Passage shown
>> START

Breaking Down Data Silos: AI and ML in Master Data Management

Hello, and welcome to the Data Engineering podcast, the show about modern data management.

It's 2024.

Why are we still doing data migrations by hand?

Teams spend months, sometimes years, manually converting queries and validating data, burning resources and crushing morale.

DataFold's AI powered migration agent brings migrations into the modern era. Their unique combination of AI code translation and automated data validation has helped companies complete migrations up to 10 times faster than manual approaches.

And they're so confident in their solution, they'll actually guarantee your timeline in writing.

Ready to turn your year long migration into weeks? Visit data engineering podcast.com/datafold

today to learn how DataFold can automate your migration and ensure source to target parity. Your host is Tobias Macey, and today, I'm interviewing Dan Bruckner about the application of ML and AI techniques to the challenge of reconciling data at the scale of business. So, Dan, can you start by introducing yourself?

Yeah. Thanks, Tobias. It's a pleasure to be here. I'm Dan Bruckner. I'm a

a cofounder and CTO at Tamer.

I've been

solving problems in this space for,

I don't know, going on 15 years now.

And, we we build solutions for master data management

using AI and machine learning

to simplify

and, make MDM projects

successful.

And do you remember how you first got started working in data?

Yeah.

It go it goes way back. So I actually started out as a physicist.

And my first,

my first job out of college was working at CERN on the LHC,

and it was

in the days before the LHC had actually started. I was getting going. And so most of what I did was actually write code,

solve computational problems.

In those days, we were doing analysis over

large volumes of simulated data and trying to model the system and and get a handle on our expectations for what was gonna happen.

So I did that. And as I was doing it and the system wasn't running, I kinda got more interested in the computational problems

that I was working on and and the code that I was writing.

And so when I got back to the states,

I decided to pivot and move into computer science,

started programming,

and then

got interested in in computer science research.

Because of my background, I kinda naturally gravitated into

data and large scale data processing, database systems,

and,

eventually started working with Mike Stonebraker at MIT

on

research into

large scale data integration

approached holistically

and approached using machine learning techniques and applying those techniques in in ways that scale to,

extremely large volumes of data.

And before we get too much into

the application of ML techniques

to that challenge of processing data, reconciling it, getting it into a usable state, I'm wondering if you can just start by giving a bit of an overview of some of the different ways that data at the organizational scale becomes unwieldy

and some of the challenges that arise from that lack of reconciliation?

>> END

Dataset entries
>> START

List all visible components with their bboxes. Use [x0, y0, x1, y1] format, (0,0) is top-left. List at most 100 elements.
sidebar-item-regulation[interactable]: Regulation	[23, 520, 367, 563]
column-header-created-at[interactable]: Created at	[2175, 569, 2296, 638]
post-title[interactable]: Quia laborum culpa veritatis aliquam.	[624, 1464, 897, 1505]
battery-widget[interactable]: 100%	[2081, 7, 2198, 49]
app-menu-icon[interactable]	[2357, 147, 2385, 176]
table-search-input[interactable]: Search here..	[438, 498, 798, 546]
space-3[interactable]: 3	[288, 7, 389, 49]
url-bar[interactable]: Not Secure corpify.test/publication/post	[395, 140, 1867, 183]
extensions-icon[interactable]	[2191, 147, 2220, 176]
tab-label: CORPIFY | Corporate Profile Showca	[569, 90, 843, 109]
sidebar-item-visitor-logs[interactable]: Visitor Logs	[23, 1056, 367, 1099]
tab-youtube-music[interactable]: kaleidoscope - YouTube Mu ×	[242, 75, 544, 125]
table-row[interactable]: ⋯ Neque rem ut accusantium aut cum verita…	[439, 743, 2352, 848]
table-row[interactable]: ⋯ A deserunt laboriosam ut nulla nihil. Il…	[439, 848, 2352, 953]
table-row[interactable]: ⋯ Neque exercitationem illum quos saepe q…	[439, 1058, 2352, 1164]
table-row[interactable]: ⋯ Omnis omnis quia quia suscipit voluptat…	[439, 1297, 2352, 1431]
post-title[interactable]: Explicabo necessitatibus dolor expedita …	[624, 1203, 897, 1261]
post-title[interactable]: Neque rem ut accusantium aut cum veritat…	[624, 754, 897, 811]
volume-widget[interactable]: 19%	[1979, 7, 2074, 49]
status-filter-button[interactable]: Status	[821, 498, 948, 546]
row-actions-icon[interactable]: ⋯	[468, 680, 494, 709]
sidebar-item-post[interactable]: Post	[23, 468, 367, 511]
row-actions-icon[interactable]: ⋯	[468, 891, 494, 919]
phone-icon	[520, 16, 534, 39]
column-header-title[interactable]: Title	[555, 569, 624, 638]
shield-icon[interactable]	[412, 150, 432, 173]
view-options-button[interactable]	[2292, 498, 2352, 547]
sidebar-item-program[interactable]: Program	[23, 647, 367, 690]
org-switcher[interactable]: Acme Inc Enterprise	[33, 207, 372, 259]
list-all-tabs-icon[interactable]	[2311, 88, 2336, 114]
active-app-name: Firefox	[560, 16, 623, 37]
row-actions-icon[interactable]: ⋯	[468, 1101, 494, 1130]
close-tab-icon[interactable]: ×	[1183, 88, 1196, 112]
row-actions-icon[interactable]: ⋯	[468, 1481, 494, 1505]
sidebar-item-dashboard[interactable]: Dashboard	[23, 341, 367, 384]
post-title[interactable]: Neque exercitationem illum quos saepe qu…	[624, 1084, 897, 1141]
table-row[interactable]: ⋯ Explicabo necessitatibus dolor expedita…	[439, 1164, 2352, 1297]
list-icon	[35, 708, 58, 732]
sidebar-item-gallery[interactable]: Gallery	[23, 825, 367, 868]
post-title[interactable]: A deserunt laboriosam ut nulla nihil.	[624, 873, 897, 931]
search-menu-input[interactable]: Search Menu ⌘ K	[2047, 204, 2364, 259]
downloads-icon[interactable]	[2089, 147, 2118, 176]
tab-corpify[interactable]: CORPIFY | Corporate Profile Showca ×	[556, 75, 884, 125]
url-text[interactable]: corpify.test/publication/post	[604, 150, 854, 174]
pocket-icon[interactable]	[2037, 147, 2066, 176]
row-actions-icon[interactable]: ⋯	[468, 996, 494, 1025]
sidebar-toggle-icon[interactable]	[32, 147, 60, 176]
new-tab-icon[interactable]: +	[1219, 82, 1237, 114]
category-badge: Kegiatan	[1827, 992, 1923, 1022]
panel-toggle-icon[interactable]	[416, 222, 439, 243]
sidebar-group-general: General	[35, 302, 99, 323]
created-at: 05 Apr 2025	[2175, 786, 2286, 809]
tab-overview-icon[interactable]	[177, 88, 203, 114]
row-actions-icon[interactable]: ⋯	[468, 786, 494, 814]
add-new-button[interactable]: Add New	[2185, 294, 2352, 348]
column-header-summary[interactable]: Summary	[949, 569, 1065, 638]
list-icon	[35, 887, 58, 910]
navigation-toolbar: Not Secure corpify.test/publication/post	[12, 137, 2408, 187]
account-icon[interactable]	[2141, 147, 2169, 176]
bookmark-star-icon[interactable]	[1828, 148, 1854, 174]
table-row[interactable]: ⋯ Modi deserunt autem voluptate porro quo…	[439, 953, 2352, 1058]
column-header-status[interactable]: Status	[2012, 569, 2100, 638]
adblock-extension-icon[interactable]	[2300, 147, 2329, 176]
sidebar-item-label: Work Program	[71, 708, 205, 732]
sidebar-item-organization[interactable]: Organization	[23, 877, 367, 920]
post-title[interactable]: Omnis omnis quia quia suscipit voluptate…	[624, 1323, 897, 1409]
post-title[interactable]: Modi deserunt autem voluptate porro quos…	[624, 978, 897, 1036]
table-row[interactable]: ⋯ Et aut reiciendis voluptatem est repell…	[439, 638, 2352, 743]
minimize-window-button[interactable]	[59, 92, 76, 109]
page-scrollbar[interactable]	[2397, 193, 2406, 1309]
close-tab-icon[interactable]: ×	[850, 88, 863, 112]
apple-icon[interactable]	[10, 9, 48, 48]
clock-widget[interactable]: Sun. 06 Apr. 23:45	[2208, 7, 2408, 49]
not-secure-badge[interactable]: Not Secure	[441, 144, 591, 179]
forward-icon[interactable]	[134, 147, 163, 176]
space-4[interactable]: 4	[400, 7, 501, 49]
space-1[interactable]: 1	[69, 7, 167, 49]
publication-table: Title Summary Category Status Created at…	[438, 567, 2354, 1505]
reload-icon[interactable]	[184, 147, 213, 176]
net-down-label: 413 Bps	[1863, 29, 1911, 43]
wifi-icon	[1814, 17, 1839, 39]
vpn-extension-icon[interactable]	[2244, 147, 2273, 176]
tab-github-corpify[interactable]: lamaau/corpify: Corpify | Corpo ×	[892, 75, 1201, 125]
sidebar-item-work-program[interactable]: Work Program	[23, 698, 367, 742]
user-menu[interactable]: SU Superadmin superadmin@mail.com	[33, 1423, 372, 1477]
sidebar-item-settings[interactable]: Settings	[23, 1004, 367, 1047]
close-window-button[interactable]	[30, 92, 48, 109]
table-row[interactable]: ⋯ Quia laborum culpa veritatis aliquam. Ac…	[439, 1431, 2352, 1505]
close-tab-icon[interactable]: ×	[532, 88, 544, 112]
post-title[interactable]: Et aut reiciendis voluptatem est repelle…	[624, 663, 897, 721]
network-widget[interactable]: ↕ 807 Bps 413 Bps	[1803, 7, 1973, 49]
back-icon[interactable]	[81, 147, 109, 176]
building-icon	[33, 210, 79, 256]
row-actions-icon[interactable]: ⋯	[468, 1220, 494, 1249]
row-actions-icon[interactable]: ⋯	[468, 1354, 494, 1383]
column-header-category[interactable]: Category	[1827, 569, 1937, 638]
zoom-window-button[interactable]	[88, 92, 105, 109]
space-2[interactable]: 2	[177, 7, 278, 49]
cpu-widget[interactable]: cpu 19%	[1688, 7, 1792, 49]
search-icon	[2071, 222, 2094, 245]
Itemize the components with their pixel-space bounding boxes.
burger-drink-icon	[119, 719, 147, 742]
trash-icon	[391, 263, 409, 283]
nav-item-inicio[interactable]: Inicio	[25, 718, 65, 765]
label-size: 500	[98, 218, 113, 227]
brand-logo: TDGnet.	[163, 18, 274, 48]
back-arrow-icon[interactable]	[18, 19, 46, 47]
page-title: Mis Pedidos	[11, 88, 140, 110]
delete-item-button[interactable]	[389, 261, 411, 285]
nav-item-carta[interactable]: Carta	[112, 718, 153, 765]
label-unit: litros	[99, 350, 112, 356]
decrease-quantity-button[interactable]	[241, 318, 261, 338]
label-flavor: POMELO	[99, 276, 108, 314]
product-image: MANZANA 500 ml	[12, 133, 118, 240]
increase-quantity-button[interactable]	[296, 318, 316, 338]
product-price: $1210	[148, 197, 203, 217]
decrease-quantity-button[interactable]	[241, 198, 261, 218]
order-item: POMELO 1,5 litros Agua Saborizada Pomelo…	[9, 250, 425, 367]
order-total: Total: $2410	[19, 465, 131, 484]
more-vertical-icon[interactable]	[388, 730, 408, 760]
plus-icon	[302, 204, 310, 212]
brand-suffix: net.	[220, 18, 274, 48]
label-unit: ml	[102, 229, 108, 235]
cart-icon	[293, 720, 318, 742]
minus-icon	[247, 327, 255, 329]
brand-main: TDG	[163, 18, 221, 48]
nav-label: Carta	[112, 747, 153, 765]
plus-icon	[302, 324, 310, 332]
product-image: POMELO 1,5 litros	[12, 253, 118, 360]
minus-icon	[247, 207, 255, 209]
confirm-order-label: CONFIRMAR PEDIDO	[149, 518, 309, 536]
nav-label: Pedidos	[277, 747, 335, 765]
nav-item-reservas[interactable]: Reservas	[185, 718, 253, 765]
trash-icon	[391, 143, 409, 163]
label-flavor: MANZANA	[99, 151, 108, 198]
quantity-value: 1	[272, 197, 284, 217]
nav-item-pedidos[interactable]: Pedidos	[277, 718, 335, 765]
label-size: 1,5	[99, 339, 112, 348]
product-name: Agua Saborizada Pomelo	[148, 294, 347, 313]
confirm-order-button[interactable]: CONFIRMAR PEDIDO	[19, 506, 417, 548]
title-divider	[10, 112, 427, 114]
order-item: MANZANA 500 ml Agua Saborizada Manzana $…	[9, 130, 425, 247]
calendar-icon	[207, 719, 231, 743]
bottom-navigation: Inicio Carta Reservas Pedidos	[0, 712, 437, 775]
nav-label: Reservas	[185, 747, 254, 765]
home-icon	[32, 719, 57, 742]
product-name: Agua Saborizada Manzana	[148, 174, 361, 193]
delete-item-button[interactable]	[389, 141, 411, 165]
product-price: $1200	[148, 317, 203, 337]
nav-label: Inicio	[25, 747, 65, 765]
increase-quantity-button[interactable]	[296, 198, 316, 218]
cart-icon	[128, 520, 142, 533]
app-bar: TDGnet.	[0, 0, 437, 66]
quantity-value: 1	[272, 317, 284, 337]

>> END

Set tasks
(1) Decide whether each statement below agrees with the podcast transcript above. Answer yes or no for each, and quote the exact words from the transcript that settle it.
(a) Dan Bruckner's first job out of college was at CERN on the LHC.
(b) Dan Bruckner says he has been solving problems in this space for about 25 years.
(c) DataFold's approach has helped companies finish migrations up to 10 times faster than manual approaches.
(2) Print the podcast transcript above from "large scale data integration" to "volumes of data.", word for word.
(3) Write what comes next in the podcast transcript above, starting right after its last sentence.

Expected responses
(1)
(a) Yes: "my first job out of college was working at CERN on the LHC"
(b) No: "I don't know, going on 15 years now."
(c) Yes: "has helped companies complete migrations up to 10 times faster than manual approaches"

(2)
large scale data integration

approached holistically

and approached using machine learning techniques and applying those techniques in in ways that scale to,

extremely large volumes of data.

(3)
Yeah. It's a class of problem that I think is is very common and taken for granted

and also

not necessarily deeply understood.

I like to start from an analogy to software engineering

and Conway's Law. Are you familiar with Conway's Law?

I am. That the software design will eventually reflect the organizational

communication patterns for better or worse.

That's, yeah, that's exactly right. So the structure of your organization

dictates the structure of your of your software architecture.

And the same is true to a large extent in data and data management.

The structure of data within a large organization

is naturally going to reflect

the structure of the teams and the groups and the divisions that created that data.

And

that can be a very good thing. It means individual teams can kind of operate naturally and independently and use the data that they need to be successful and to do do what needs doing. But it also creates

big challenges and and

missed opportunities

when you start to move up a level and wanna reason about and change

and ask questions of the the kinda data,

the the data across the whole organization.

Different teams are speaking fundamentally different languages.

They often have redundant, duplicated data,

And it can be very hard to actually use that data to communicate and to make kinda high level decisions within the org.

From a very kinda nuts and bolts

perspective,

what kinds of issues are are are we talking about?

I I as as basically a database guy, I kinda go back to the kinds of problems we're interested in are fuzzy unions

putting together schemas across different databases,

fuzzy joins, and fuzzy group buys.

So, essentially, cases where

you would like to treat

large, sets of data as a coherent whole single database,

but you don't have the keys. You don't have the the common attributes.

You don't have the common identifiers,

and so you're not actually able to just directly go and ask the questions you wanna ask.

First, you have this problem of

just, you know, mechanically getting all the data together,

linking it up, getting a coherent picture

that you can go and query and and use use for

applications, analytics,

what whatever it is you're trying to accomplish.

And

given the reflection of Conway's Law in that data ecosystem

for the business, what are some of the attributes

of either scale or

team dynamics that you see being the biggest contributors to that messiness and that lack of cohesion that brings out these problems?

Yeah. So

there I mean, depending on the scale of the organization, there could there can be many. But, frequently,

the kind of most common case is datasets come from applications. They come from processes,

I guess, processes whether they're software based or not that are well established, that are designed not primarily to create data, but to solve some some problem for the business. So

sales, marketing, you know, these kind of basic basic things that that companies do.

As a side effect, they produce these piles of data.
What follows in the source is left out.